▶ _EXERCISE TASK_: Using the listing below, copy every line that mentions "Tanzanian".

▶ _RECORDS FOR THE TASK_:
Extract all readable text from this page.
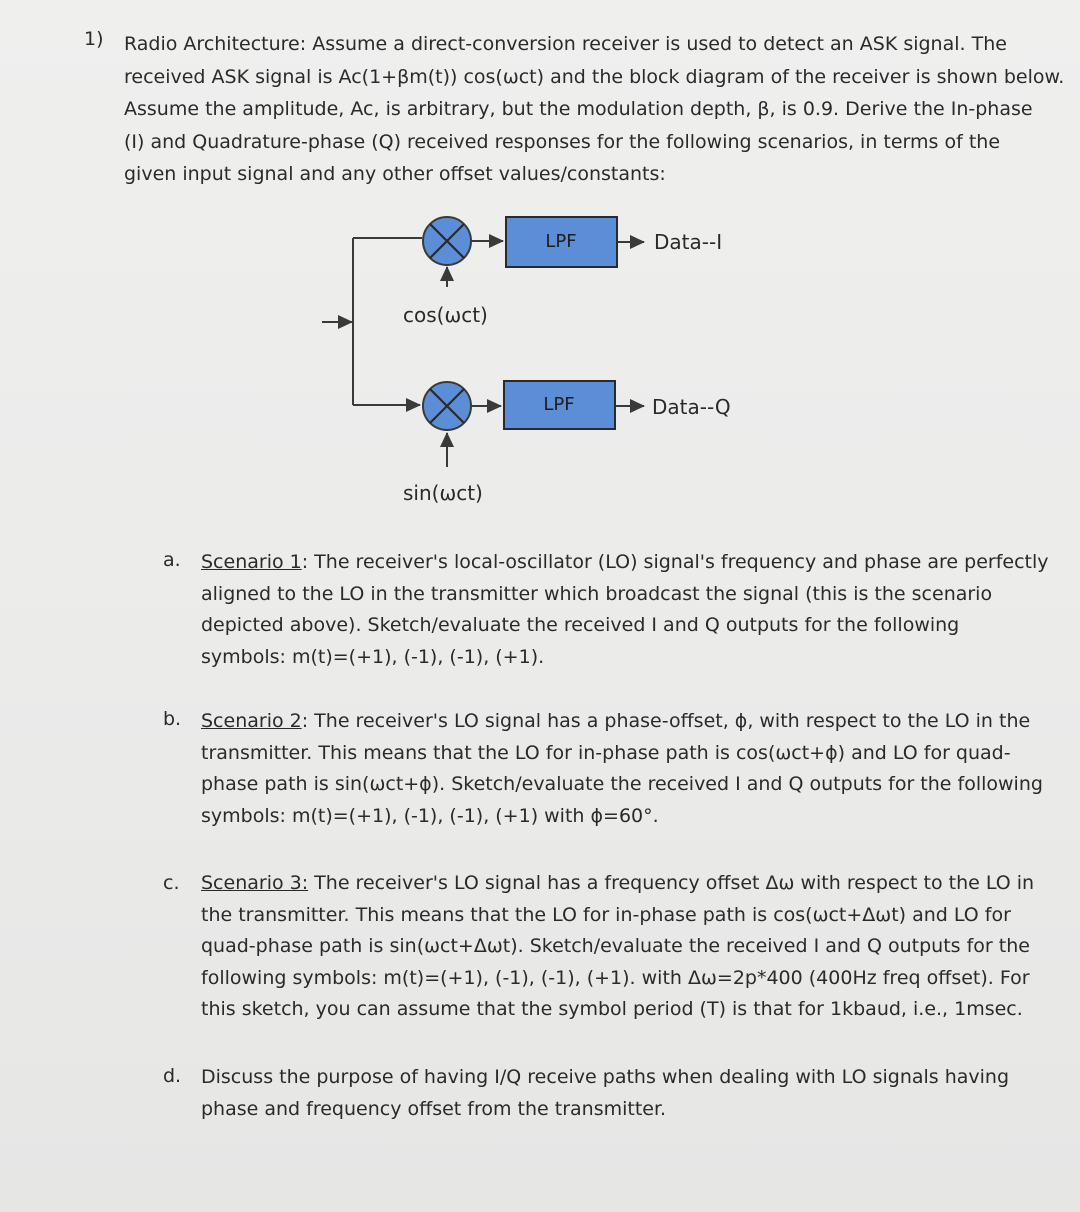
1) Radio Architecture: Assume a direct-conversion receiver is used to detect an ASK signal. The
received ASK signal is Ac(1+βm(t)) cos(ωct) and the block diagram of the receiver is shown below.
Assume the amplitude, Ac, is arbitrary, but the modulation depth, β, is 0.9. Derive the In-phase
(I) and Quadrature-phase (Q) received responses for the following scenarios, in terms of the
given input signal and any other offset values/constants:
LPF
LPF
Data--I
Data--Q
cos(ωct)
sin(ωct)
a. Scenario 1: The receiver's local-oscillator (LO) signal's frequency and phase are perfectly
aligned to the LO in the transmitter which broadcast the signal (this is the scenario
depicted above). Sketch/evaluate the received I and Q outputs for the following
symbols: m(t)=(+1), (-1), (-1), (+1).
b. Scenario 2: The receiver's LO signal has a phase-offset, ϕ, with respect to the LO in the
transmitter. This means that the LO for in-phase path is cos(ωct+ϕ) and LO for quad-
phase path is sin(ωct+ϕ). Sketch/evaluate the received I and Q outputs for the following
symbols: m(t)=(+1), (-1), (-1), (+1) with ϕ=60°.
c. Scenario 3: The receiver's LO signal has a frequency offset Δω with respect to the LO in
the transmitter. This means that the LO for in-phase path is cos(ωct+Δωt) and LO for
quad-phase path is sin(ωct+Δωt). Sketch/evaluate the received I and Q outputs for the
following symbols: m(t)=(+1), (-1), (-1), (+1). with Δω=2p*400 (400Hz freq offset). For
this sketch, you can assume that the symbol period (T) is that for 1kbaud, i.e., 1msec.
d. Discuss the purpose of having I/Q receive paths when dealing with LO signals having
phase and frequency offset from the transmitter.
---
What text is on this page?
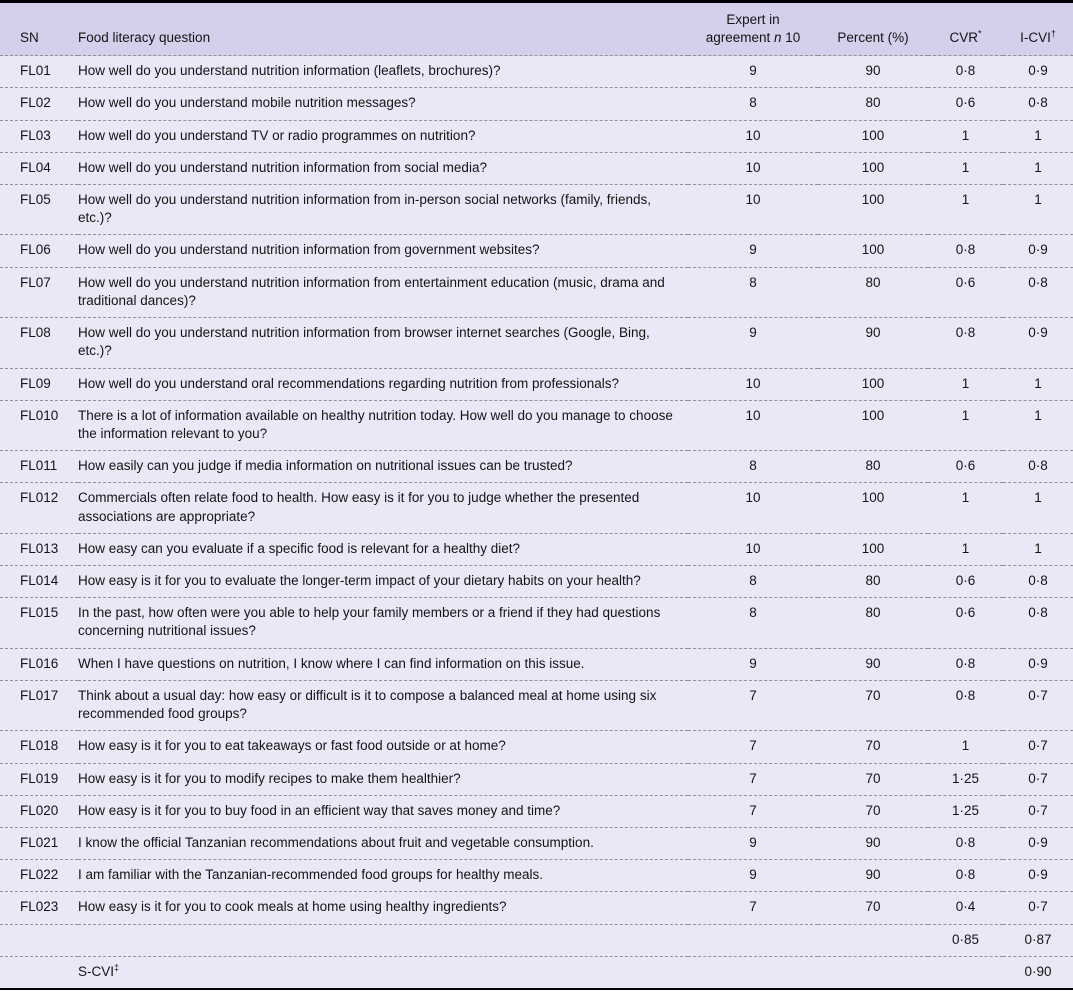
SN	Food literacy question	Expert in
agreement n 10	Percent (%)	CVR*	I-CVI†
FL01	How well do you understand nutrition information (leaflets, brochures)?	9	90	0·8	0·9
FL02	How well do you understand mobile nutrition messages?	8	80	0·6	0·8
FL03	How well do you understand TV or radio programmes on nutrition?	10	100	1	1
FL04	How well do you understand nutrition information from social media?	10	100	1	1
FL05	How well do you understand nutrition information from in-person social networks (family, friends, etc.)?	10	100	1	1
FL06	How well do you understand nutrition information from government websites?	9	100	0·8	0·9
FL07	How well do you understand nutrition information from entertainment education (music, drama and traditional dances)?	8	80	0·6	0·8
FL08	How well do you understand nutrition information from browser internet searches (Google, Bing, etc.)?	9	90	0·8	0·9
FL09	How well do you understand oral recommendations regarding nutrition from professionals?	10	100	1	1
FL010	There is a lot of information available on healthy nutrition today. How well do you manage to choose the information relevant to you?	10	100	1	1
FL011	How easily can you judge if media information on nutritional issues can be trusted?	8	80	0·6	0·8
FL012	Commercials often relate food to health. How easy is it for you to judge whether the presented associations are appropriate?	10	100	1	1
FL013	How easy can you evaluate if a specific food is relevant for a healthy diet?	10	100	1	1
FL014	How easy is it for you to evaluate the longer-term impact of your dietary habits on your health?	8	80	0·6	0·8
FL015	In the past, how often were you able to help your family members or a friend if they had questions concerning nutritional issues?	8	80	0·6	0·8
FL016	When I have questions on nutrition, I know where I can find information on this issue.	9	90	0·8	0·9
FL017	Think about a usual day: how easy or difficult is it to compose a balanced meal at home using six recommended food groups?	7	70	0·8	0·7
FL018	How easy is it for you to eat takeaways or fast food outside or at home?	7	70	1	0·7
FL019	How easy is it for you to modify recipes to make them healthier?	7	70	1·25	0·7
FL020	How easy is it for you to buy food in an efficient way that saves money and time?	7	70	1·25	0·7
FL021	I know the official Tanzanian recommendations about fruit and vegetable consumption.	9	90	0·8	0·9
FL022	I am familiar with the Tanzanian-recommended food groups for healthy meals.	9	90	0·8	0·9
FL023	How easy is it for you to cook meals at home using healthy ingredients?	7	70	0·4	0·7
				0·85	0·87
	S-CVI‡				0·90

▶ _OUTPUT_:
FL021	I know the official Tanzanian recommendations about fruit and vegetable consumption.	9	90	0·8	0·9
FL022	I am familiar with the Tanzanian-recommended food groups for healthy meals.	9	90	0·8	0·9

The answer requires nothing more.